── DATA LINES ──
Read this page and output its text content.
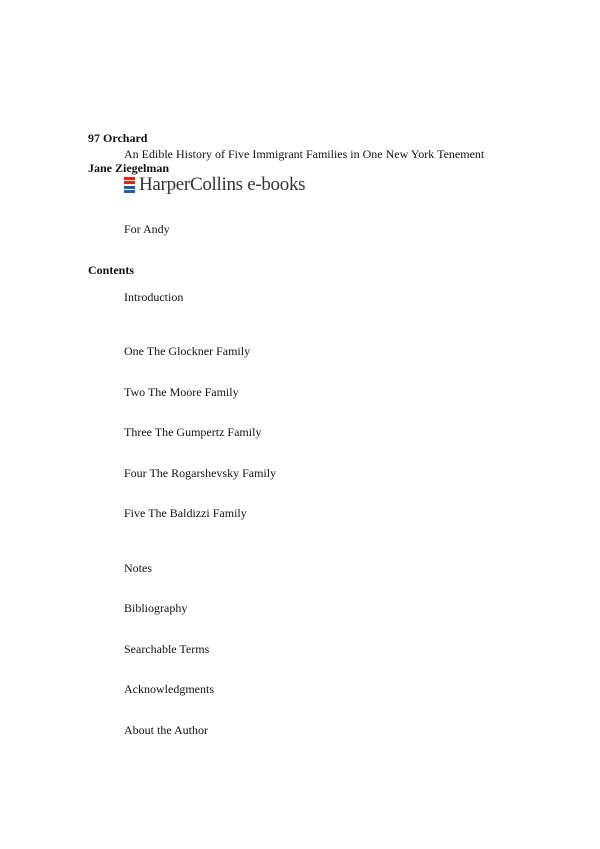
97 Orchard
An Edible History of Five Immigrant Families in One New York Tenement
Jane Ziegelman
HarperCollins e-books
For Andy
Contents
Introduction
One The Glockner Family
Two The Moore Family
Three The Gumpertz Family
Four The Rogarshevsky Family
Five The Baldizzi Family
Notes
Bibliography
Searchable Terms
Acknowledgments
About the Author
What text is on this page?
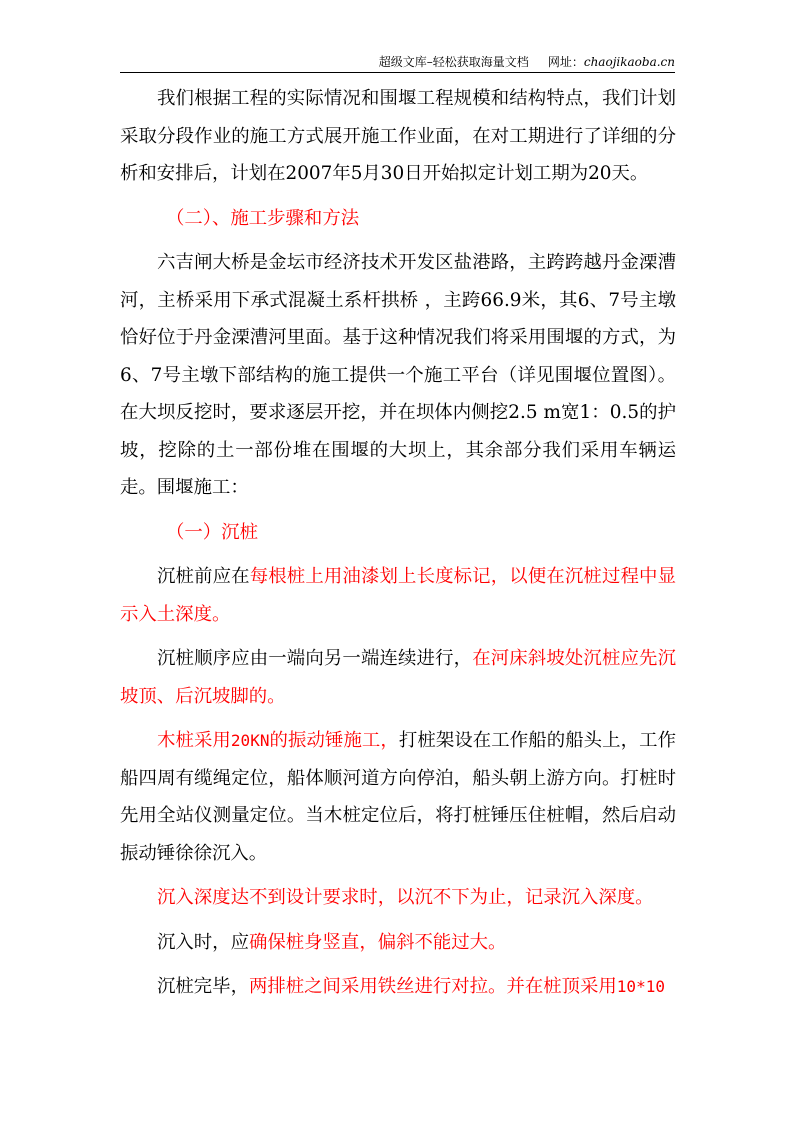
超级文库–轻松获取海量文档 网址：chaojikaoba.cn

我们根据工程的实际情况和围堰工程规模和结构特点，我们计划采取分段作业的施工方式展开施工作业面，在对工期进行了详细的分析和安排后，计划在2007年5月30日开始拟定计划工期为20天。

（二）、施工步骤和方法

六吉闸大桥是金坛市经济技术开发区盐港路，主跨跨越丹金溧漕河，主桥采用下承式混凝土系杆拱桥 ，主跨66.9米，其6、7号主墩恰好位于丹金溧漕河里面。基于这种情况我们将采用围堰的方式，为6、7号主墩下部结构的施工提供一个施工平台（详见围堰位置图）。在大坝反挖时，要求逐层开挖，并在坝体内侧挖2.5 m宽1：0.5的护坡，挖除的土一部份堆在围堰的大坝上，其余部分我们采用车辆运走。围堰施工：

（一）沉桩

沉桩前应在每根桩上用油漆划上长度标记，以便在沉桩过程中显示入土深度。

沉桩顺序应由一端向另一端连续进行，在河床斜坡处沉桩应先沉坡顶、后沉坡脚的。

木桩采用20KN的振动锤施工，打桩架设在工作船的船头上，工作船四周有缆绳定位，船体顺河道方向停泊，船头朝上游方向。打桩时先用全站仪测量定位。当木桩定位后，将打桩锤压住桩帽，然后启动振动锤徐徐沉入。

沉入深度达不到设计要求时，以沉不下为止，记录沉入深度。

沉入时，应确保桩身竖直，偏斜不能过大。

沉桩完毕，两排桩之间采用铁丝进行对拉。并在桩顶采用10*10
───
── DATA LINES ──
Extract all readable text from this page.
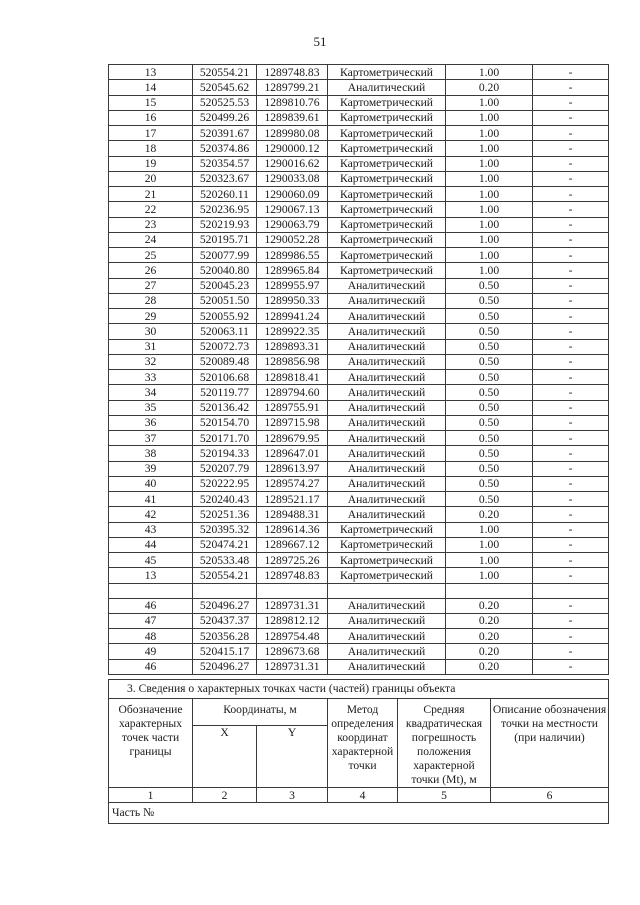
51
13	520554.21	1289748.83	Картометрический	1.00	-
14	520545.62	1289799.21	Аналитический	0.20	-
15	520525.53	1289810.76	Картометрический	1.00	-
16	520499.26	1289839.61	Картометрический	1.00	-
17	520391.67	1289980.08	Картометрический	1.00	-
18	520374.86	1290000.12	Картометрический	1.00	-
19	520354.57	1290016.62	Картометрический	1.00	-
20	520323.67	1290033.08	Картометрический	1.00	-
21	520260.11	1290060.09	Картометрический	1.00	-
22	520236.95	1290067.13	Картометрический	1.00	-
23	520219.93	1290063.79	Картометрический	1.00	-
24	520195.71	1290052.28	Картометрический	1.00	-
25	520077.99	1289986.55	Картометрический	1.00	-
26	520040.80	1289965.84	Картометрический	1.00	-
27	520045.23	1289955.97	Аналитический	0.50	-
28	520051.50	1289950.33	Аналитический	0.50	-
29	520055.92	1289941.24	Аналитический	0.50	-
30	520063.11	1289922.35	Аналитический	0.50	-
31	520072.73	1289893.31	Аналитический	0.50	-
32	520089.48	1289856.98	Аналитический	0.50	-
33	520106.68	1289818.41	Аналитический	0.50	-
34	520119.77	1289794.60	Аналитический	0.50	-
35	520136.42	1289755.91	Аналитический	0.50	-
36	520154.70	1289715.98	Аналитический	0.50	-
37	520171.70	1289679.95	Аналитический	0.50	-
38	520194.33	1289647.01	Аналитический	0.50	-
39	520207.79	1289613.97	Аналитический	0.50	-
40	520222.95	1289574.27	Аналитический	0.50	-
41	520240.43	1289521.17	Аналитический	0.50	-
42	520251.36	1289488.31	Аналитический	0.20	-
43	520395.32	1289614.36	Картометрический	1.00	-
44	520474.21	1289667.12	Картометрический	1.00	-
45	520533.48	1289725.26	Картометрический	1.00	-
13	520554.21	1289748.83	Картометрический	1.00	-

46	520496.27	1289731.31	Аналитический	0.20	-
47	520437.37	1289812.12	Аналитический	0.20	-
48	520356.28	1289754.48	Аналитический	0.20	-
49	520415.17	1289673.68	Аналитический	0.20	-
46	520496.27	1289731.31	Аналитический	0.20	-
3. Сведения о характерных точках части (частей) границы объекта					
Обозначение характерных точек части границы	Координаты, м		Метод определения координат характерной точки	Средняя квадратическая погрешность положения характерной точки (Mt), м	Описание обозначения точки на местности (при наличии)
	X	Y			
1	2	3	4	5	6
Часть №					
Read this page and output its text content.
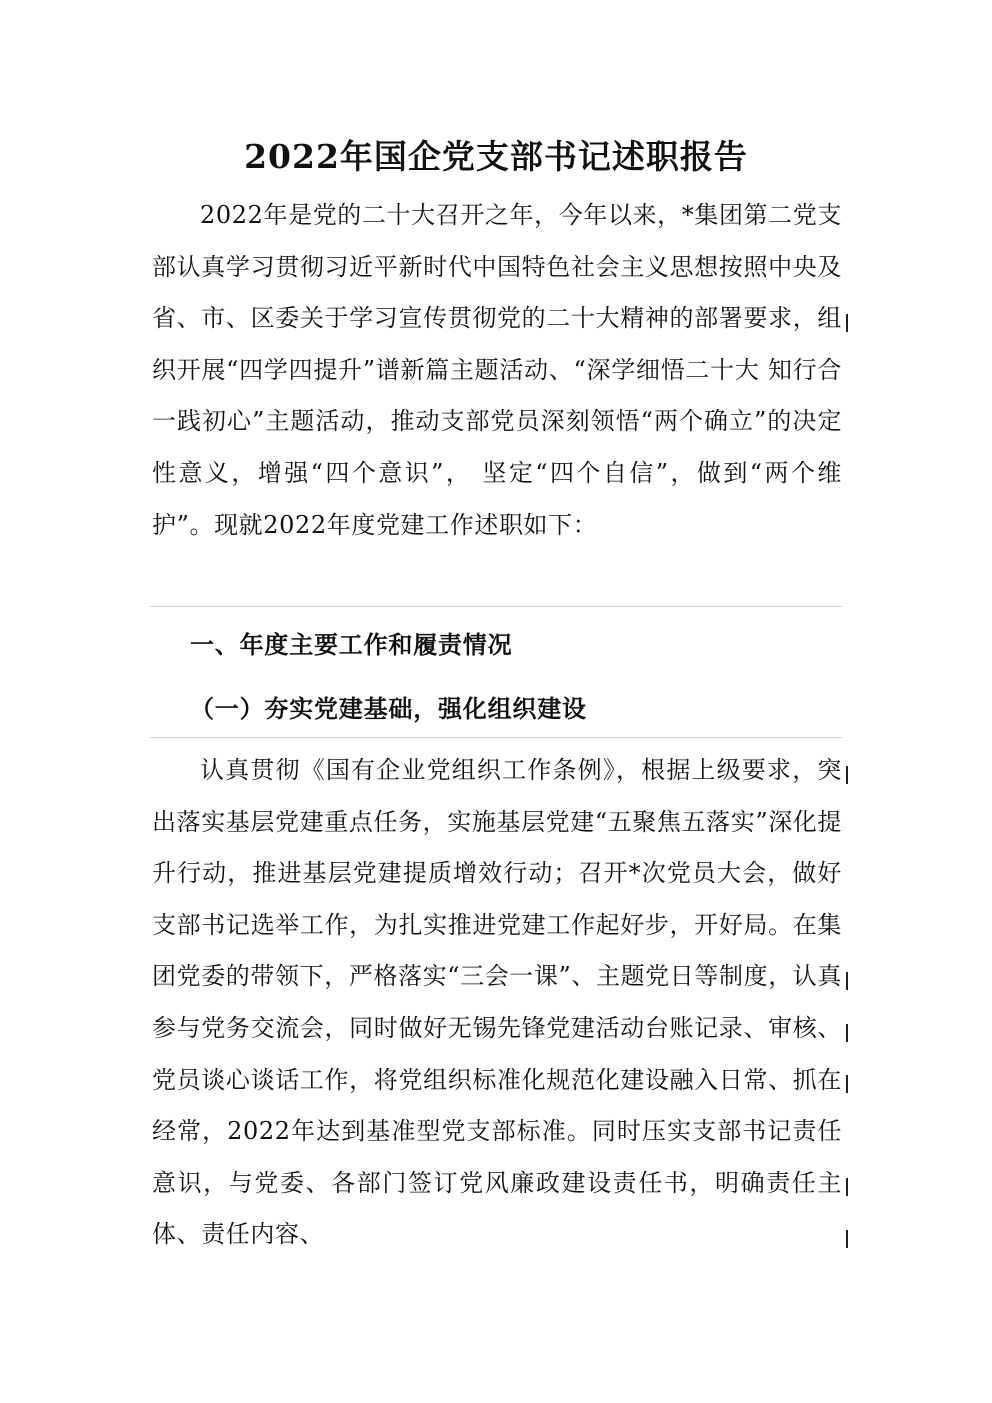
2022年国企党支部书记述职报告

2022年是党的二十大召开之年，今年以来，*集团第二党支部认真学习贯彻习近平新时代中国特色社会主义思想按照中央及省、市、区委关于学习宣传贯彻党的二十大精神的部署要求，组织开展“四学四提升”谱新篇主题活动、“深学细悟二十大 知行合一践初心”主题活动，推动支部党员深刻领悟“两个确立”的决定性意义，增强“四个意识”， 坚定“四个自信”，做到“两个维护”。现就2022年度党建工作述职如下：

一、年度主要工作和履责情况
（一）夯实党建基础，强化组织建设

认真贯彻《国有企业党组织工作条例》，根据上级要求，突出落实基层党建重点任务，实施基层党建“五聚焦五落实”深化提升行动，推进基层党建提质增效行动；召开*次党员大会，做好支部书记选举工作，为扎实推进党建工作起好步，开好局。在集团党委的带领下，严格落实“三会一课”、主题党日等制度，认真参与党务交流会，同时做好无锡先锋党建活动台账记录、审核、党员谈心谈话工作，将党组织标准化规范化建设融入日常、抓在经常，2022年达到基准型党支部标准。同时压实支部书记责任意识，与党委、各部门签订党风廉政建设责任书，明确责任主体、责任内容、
───
── DATA LINES ──
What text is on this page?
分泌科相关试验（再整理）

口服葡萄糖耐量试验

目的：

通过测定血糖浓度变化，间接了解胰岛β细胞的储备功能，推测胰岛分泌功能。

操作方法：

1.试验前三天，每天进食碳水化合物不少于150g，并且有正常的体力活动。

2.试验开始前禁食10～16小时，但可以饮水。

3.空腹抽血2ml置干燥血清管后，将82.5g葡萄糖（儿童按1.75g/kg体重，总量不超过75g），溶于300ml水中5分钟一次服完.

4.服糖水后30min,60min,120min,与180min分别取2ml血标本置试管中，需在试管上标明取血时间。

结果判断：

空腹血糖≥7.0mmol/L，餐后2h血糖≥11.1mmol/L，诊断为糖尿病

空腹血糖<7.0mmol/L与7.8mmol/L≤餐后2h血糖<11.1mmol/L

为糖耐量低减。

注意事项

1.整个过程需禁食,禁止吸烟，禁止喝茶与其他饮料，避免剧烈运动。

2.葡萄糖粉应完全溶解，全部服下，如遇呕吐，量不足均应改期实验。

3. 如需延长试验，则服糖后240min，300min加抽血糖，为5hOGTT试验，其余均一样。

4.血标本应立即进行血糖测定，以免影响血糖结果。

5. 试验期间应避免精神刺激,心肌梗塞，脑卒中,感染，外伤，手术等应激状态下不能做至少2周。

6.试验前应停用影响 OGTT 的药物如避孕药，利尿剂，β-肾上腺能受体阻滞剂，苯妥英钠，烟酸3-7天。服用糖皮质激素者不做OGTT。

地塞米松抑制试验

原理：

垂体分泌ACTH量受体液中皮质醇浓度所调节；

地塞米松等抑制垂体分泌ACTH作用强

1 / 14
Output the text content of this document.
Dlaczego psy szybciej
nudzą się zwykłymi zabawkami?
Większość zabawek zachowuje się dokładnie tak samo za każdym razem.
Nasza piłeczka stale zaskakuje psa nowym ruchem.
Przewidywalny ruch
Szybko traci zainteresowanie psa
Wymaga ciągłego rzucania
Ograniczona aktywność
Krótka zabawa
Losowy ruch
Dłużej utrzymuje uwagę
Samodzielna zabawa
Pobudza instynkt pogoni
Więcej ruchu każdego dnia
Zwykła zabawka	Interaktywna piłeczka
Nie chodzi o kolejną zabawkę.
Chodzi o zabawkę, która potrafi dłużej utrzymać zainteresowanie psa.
───
### [WHAT THIS TASK INVOLVES]
Gather all lines where the word "характерных" appears.

### [CORRECT RESULT]
3. Сведения о характерных точках части (частей) границы объекта					
Обозначение характерных точек части границы	Координаты, м		Метод определения координат характерной точки	Средняя квадратическая погрешность положения характерной точки (Mt), м	Описание обозначения точки на местности (при наличии)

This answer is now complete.